Records from a collection
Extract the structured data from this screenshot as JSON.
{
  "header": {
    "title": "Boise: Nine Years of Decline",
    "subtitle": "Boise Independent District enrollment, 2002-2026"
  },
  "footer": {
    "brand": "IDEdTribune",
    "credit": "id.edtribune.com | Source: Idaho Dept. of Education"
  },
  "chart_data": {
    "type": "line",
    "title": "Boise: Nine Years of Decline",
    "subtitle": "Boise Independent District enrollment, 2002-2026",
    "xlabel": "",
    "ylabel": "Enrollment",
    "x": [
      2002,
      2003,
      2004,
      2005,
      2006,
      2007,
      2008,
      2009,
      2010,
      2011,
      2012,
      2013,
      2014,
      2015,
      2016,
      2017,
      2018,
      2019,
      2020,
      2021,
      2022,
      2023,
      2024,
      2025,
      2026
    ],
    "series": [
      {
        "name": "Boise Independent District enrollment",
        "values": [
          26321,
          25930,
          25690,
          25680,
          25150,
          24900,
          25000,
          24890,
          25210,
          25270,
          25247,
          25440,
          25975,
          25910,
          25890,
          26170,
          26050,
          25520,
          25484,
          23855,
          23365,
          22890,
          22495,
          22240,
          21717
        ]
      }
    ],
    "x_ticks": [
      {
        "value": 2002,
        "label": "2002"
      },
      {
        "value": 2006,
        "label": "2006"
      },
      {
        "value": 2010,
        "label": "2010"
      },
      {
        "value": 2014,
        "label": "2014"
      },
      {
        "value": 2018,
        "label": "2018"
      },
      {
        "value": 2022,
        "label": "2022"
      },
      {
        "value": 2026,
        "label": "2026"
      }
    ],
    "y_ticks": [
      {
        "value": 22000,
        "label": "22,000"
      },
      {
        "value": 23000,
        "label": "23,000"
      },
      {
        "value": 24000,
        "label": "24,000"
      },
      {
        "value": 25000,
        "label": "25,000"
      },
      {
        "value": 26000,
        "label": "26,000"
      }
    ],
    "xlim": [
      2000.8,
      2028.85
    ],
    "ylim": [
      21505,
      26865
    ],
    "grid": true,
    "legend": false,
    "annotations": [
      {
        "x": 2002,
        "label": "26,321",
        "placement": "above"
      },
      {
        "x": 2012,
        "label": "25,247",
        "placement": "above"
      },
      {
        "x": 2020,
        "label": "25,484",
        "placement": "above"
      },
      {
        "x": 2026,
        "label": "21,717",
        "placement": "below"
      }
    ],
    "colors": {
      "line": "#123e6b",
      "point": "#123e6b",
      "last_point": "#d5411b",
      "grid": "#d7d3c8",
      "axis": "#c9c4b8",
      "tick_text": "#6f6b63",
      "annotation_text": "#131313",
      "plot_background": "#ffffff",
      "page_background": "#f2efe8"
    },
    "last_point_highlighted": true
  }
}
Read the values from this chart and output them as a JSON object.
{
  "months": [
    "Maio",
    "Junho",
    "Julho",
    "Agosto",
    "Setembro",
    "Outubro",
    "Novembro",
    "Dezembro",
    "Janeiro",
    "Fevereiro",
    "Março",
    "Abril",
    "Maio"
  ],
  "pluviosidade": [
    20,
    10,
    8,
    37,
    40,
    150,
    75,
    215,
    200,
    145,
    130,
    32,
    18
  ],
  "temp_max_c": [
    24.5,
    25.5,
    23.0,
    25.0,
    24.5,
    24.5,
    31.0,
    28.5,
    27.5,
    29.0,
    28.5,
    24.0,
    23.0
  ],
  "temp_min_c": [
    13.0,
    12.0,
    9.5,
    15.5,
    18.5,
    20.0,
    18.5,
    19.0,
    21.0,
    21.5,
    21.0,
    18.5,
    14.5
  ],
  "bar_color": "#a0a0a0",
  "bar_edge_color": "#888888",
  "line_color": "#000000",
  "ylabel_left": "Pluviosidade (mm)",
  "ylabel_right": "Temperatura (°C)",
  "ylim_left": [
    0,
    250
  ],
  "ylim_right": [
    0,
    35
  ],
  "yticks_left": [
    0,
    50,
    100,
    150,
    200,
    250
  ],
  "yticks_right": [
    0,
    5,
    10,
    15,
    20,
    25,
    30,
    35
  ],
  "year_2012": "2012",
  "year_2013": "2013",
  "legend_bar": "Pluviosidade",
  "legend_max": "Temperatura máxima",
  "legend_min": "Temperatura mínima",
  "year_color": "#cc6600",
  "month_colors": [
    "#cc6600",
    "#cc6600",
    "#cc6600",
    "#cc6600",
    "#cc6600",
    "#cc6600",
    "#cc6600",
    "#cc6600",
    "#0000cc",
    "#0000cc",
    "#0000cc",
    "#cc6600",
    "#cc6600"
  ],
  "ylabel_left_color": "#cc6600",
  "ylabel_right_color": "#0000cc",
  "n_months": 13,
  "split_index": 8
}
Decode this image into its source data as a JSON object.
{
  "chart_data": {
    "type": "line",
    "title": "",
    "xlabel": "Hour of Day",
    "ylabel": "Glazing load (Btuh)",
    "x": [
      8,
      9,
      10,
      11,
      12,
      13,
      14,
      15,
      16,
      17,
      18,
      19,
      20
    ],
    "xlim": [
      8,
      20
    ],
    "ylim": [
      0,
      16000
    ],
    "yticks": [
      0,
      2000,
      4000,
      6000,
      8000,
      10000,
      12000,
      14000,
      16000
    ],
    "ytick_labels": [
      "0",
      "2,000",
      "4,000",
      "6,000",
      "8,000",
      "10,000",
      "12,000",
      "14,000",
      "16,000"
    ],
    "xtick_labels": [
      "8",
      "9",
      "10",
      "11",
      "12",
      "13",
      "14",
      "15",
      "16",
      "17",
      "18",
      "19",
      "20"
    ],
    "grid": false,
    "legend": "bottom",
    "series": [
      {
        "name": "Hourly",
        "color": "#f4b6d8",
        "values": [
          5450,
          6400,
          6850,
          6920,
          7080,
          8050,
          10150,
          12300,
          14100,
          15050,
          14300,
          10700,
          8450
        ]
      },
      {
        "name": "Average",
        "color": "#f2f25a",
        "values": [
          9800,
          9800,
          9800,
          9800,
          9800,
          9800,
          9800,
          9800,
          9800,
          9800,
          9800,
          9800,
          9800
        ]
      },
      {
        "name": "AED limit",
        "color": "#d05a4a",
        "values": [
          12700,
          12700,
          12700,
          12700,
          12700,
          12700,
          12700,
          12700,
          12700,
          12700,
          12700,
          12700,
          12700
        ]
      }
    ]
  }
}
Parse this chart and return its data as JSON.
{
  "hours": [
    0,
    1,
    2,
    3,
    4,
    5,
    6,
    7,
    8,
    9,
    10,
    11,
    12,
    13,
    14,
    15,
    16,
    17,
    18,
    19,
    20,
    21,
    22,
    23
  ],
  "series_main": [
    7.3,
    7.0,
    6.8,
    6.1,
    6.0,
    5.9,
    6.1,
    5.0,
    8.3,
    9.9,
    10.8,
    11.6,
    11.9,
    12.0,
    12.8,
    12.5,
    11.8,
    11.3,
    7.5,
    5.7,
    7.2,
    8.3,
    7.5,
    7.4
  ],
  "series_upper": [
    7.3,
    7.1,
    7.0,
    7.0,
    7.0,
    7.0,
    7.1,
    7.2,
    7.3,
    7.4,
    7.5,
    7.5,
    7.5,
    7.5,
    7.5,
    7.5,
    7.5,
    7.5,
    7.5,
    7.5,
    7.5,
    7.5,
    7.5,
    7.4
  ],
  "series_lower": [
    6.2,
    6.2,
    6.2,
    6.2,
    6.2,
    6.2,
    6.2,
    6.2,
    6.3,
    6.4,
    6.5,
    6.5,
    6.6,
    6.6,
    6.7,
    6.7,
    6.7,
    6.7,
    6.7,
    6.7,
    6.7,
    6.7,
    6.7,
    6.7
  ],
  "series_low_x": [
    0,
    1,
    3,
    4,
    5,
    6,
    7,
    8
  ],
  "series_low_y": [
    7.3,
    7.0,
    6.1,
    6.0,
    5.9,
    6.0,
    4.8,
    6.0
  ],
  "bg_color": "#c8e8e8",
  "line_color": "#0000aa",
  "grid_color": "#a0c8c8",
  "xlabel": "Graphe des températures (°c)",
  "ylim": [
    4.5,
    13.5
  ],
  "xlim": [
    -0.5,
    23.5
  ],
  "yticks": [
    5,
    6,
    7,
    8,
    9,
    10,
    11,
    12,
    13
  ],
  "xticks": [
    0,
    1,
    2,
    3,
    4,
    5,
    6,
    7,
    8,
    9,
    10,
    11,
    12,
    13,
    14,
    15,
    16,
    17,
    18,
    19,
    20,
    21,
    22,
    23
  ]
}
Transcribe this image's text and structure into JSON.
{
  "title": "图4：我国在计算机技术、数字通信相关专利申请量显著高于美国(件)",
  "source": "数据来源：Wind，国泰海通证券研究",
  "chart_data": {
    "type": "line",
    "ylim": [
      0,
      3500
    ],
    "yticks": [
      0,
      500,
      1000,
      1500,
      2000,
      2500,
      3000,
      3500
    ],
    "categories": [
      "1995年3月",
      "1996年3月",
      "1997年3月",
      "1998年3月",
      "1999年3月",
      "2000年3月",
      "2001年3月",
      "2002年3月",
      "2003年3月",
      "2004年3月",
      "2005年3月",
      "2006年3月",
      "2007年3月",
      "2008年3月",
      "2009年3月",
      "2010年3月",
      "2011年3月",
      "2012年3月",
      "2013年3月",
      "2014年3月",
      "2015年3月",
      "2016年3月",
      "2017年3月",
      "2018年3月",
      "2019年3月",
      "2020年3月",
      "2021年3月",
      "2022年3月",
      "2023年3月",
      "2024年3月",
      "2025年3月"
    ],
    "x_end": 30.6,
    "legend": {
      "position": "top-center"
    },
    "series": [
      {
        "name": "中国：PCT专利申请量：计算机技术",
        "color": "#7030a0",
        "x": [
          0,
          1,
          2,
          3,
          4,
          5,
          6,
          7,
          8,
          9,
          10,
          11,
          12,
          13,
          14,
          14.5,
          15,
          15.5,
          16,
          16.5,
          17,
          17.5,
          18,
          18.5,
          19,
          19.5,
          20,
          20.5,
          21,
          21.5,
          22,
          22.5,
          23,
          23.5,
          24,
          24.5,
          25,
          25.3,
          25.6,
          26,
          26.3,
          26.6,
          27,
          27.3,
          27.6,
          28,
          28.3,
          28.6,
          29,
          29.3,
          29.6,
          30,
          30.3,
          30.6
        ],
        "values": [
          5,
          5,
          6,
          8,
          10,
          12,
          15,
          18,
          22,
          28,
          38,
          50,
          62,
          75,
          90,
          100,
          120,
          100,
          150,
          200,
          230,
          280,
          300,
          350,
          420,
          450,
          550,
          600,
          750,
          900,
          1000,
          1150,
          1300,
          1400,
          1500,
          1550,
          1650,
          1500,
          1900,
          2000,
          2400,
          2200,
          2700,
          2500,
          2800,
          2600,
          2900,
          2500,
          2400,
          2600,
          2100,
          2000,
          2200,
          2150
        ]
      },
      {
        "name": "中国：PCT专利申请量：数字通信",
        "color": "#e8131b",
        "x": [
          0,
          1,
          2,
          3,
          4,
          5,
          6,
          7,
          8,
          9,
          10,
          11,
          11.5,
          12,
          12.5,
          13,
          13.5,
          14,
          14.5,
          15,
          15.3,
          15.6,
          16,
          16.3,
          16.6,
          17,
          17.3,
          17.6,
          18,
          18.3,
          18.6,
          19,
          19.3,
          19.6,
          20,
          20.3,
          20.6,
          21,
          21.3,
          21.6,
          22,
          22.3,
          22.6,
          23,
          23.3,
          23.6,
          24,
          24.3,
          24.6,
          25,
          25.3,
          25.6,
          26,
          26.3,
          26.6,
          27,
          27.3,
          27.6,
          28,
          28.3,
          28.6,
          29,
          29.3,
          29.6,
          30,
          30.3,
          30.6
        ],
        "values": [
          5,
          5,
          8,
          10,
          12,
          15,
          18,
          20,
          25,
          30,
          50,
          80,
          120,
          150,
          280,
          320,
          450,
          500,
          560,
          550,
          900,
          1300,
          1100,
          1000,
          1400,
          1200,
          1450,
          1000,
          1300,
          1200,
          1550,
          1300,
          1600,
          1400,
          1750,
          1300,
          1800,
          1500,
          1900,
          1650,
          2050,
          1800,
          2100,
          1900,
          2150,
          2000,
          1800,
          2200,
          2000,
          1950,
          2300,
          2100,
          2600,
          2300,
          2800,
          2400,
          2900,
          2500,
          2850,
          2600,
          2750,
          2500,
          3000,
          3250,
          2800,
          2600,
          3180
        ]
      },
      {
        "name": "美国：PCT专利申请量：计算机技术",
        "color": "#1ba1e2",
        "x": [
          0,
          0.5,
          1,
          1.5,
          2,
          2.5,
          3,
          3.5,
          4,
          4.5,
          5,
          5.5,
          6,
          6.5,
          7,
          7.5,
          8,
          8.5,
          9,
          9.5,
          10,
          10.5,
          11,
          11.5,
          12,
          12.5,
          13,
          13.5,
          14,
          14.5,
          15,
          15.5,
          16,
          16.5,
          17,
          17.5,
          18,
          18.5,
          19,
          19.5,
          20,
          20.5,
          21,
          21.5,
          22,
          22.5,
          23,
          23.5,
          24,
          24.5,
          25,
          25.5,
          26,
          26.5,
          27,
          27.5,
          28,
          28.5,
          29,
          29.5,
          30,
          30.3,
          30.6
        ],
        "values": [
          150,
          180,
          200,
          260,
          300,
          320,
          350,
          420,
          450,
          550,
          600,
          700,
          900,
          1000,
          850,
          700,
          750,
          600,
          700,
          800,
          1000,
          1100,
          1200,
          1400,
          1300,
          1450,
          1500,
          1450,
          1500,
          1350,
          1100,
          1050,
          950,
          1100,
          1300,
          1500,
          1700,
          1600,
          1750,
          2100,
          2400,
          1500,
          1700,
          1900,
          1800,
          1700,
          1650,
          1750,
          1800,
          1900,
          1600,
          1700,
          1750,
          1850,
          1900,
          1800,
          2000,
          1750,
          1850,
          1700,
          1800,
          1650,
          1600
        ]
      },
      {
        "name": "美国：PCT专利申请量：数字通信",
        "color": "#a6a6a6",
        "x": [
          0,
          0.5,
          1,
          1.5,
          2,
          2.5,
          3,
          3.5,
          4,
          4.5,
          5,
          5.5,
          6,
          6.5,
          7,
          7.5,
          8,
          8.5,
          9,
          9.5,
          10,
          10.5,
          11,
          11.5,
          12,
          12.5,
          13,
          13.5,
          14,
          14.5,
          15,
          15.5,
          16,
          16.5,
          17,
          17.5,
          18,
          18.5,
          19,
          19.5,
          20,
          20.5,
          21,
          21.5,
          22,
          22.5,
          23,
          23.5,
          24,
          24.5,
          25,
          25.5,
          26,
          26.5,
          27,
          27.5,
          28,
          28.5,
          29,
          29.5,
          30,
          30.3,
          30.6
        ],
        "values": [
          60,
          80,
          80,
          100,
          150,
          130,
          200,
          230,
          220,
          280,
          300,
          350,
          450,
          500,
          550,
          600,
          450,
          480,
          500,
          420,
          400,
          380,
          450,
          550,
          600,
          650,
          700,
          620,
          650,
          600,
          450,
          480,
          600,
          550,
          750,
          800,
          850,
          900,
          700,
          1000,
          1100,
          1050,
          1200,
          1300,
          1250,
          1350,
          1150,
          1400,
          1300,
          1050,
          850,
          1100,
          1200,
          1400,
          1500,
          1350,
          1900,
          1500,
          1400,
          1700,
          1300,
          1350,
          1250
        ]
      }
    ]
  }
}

Exercise goal
Look above for lines with the word "object" and copy them all.

Written answer
Read the values from this chart and output them as a JSON object.
Decode this image into its source data as a JSON object.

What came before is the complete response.